> _The request_: Report the count of lines containing the word "subject" in the entries below, and nothing more.

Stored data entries
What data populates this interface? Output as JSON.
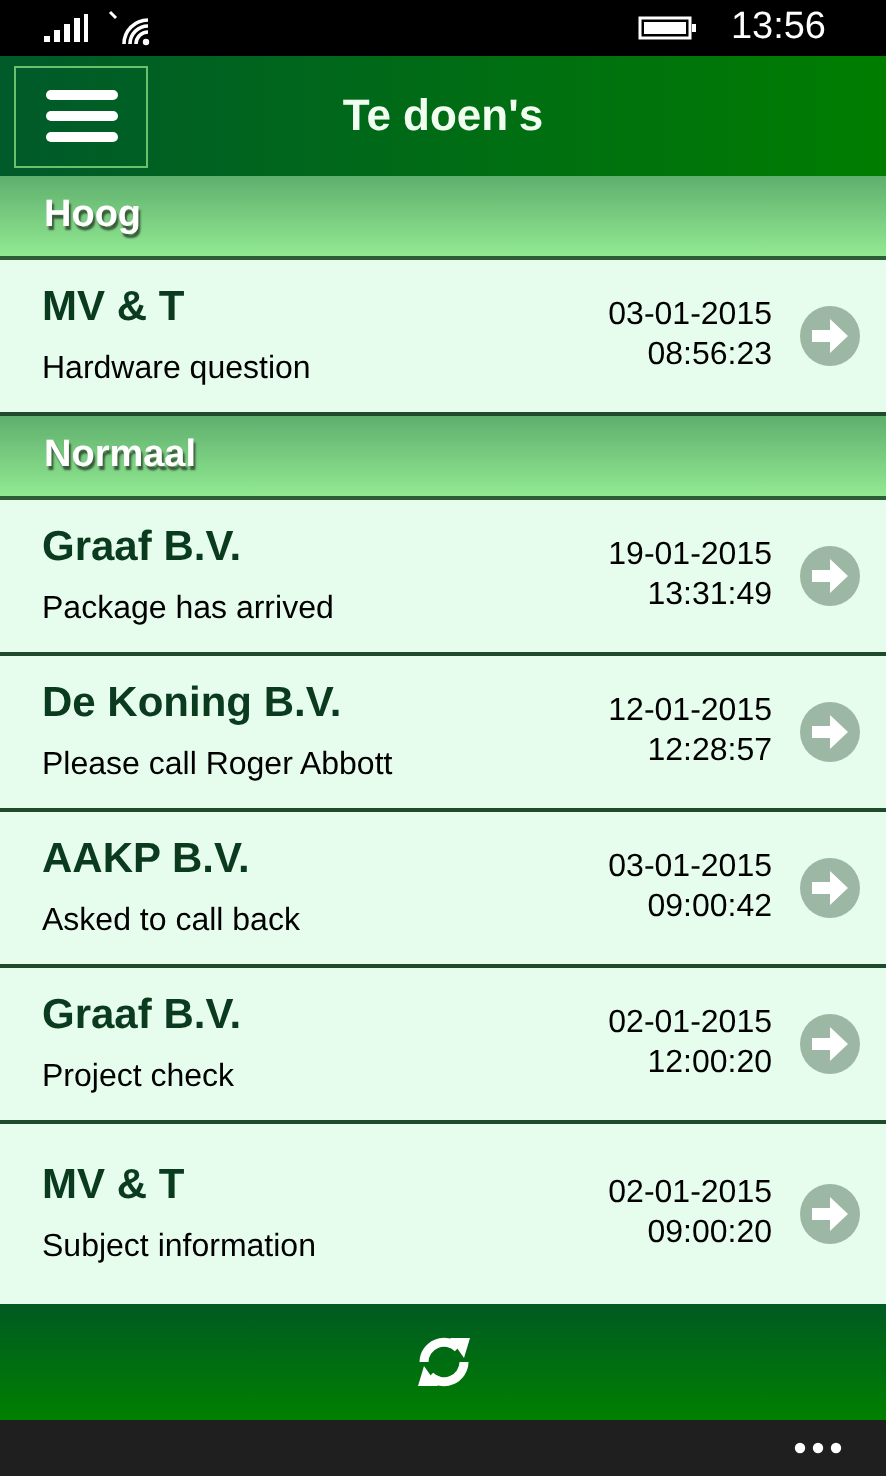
{
  "status_bar": {
    "time": "13:56"
  },
  "header": {
    "title": "Te doen's"
  },
  "sections": [
    {
      "title": "Hoog",
      "items": [
        {
          "name": "MV & T",
          "subject": "Hardware question",
          "date": "03-01-2015",
          "time": "08:56:23"
        }
      ]
    },
    {
      "title": "Normaal",
      "items": [
        {
          "name": "Graaf B.V.",
          "subject": "Package has arrived",
          "date": "19-01-2015",
          "time": "13:31:49"
        },
        {
          "name": "De Koning B.V.",
          "subject": "Please call Roger Abbott",
          "date": "12-01-2015",
          "time": "12:28:57"
        },
        {
          "name": "AAKP B.V.",
          "subject": "Asked to call back",
          "date": "03-01-2015",
          "time": "09:00:42"
        },
        {
          "name": "Graaf B.V.",
          "subject": "Project check",
          "date": "02-01-2015",
          "time": "12:00:20"
        },
        {
          "name": "MV & T",
          "subject": "Subject information",
          "date": "02-01-2015",
          "time": "09:00:20"
        }
      ]
    }
  ]
}
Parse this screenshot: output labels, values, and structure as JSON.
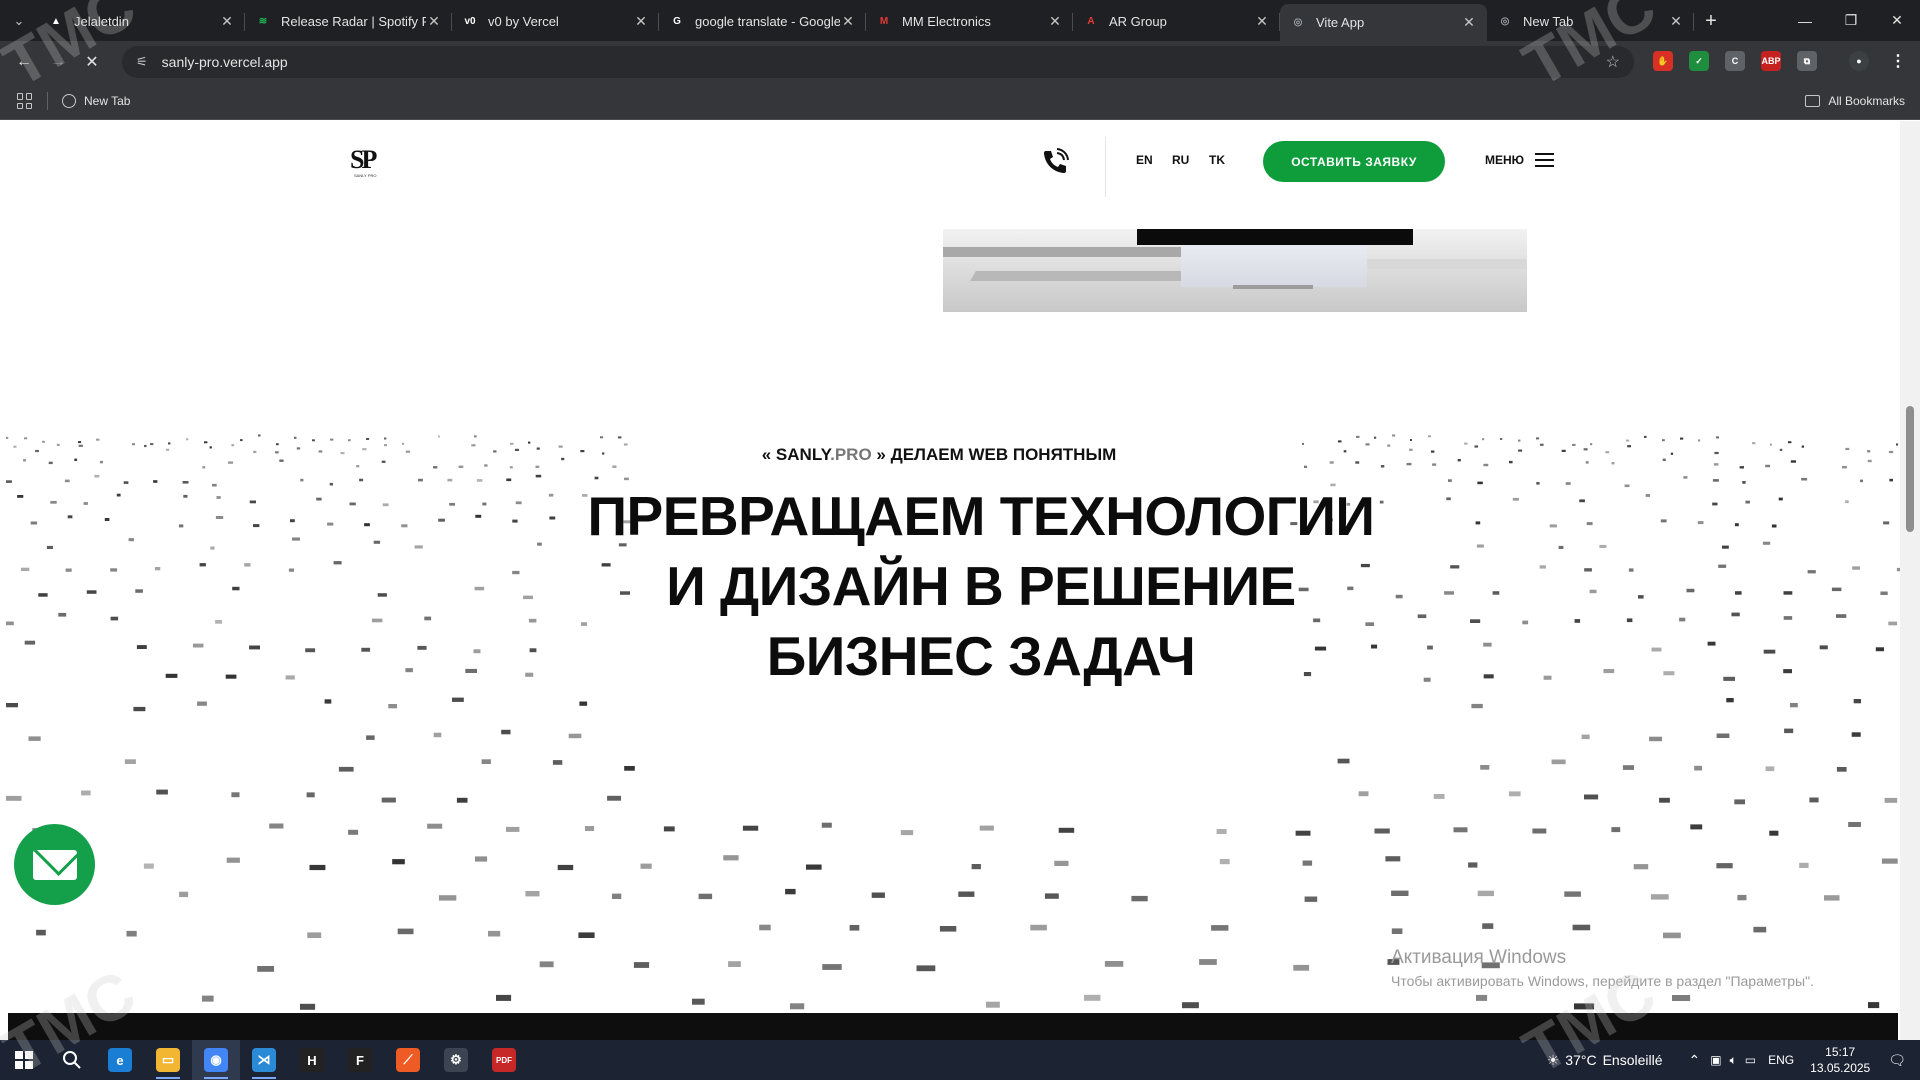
{
  "browser": {
    "tabs": [
      {
        "title": "Jelaletdin",
        "favicon_color": "#ffffff",
        "favicon_glyph": "▲",
        "active": false
      },
      {
        "title": "Release Radar | Spotify Pl",
        "favicon_color": "#1db954",
        "favicon_glyph": "≋",
        "active": false
      },
      {
        "title": "v0 by Vercel",
        "favicon_color": "#ffffff",
        "favicon_glyph": "v0",
        "active": false
      },
      {
        "title": "google translate - Google",
        "favicon_color": "#ffffff",
        "favicon_glyph": "G",
        "active": false
      },
      {
        "title": "MM Electronics",
        "favicon_color": "#e53935",
        "favicon_glyph": "M",
        "active": false
      },
      {
        "title": "AR Group",
        "favicon_color": "#e53935",
        "favicon_glyph": "A",
        "active": false
      },
      {
        "title": "Vite App",
        "favicon_color": "#9aa0a6",
        "favicon_glyph": "◎",
        "active": true
      },
      {
        "title": "New Tab",
        "favicon_color": "#9aa0a6",
        "favicon_glyph": "◎",
        "active": false
      }
    ],
    "url": "sanly-pro.vercel.app",
    "bookmarks": [
      {
        "label": "New Tab"
      }
    ],
    "all_bookmarks_label": "All Bookmarks",
    "extensions": [
      {
        "name": "red-hand-extension-icon",
        "color": "#d93025",
        "glyph": "✋"
      },
      {
        "name": "shield-extension-icon",
        "color": "#1e8e3e",
        "glyph": "✓"
      },
      {
        "name": "code-extension-icon",
        "color": "#5f6368",
        "glyph": "C"
      },
      {
        "name": "abp-extension-icon",
        "color": "#c5221f",
        "glyph": "ABP"
      },
      {
        "name": "puzzle-extension-icon",
        "color": "#5f6368",
        "glyph": "⧉"
      }
    ]
  },
  "site": {
    "logo_text": "SP",
    "logo_subtext": "SANLY PRO",
    "languages": [
      "EN",
      "RU",
      "TK"
    ],
    "cta_label": "ОСТАВИТЬ ЗАЯВКУ",
    "menu_label": "МЕНЮ",
    "hero_tag_prefix": "« SANLY",
    "hero_tag_dot": ".PRO",
    "hero_tag_suffix": "» ДЕЛАЕМ WEB ПОНЯТНЫМ",
    "hero_lines": [
      "ПРЕВРАЩАЕМ ТЕХНОЛОГИИ",
      "И ДИЗАЙН В РЕШЕНИЕ",
      "БИЗНЕС ЗАДАЧ"
    ],
    "accent_color": "#0f9d3c"
  },
  "windows_activation": {
    "title": "Активация Windows",
    "subtitle": "Чтобы активировать Windows, перейдите в раздел \"Параметры\"."
  },
  "taskbar": {
    "apps": [
      {
        "name": "edge-icon",
        "color": "#1a7fd4",
        "glyph": "e",
        "running": false,
        "active": false
      },
      {
        "name": "file-explorer-icon",
        "color": "#f2b632",
        "glyph": "▭",
        "running": true,
        "active": false
      },
      {
        "name": "chrome-icon",
        "color": "#4285f4",
        "glyph": "◉",
        "running": true,
        "active": true
      },
      {
        "name": "vscode-icon",
        "color": "#2b8ad6",
        "glyph": "⋊",
        "running": true,
        "active": false
      },
      {
        "name": "hyper-icon",
        "color": "#222222",
        "glyph": "H",
        "running": false,
        "active": false
      },
      {
        "name": "figma-icon",
        "color": "#222222",
        "glyph": "F",
        "running": false,
        "active": false
      },
      {
        "name": "postman-icon",
        "color": "#ef5b25",
        "glyph": "⟋",
        "running": false,
        "active": false
      },
      {
        "name": "settings-icon",
        "color": "#3c4452",
        "glyph": "⚙",
        "running": false,
        "active": false
      },
      {
        "name": "pdf-app-icon",
        "color": "#c62828",
        "glyph": "PDF",
        "running": false,
        "active": false
      }
    ],
    "weather_temp": "37°C",
    "weather_text": "Ensoleillé",
    "language": "ENG",
    "time": "15:17",
    "date": "13.05.2025"
  },
  "watermark_text": "TMC"
}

> _Reply_: 6